(Stored data)
■ ■ ■ ■ ■
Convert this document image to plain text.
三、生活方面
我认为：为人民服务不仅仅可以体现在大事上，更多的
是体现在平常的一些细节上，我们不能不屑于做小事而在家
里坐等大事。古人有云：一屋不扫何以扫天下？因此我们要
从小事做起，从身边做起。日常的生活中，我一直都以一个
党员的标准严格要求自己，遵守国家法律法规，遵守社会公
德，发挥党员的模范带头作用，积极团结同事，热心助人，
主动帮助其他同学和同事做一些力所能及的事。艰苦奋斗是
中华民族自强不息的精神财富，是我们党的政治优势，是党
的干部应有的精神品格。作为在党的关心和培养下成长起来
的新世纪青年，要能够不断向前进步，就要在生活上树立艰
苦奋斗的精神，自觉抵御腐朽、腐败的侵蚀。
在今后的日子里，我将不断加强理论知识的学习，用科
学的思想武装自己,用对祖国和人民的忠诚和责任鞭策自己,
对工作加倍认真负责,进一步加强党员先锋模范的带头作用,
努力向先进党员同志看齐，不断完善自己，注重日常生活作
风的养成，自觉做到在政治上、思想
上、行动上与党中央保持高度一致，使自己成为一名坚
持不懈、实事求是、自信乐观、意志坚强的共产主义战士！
■ ■ ■ ■ ■
Required task ->
Give the complete listing a second time, exactly as it reads.

Output for this exercise ->
Convert this document image to plain text.
三、生活方面
我认为：为人民服务不仅仅可以体现在大事上，更多的
是体现在平常的一些细节上，我们不能不屑于做小事而在家
里坐等大事。古人有云：一屋不扫何以扫天下？因此我们要
从小事做起，从身边做起。日常的生活中，我一直都以一个
党员的标准严格要求自己，遵守国家法律法规，遵守社会公
德，发挥党员的模范带头作用，积极团结同事，热心助人，
主动帮助其他同学和同事做一些力所能及的事。艰苦奋斗是
中华民族自强不息的精神财富，是我们党的政治优势，是党
的干部应有的精神品格。作为在党的关心和培养下成长起来
的新世纪青年，要能够不断向前进步，就要在生活上树立艰
苦奋斗的精神，自觉抵御腐朽、腐败的侵蚀。
在今后的日子里，我将不断加强理论知识的学习，用科
学的思想武装自己,用对祖国和人民的忠诚和责任鞭策自己,
对工作加倍认真负责,进一步加强党员先锋模范的带头作用,
努力向先进党员同志看齐，不断完善自己，注重日常生活作
风的养成，自觉做到在政治上、思想
上、行动上与党中央保持高度一致，使自己成为一名坚
持不懈、实事求是、自信乐观、意志坚强的共产主义战士！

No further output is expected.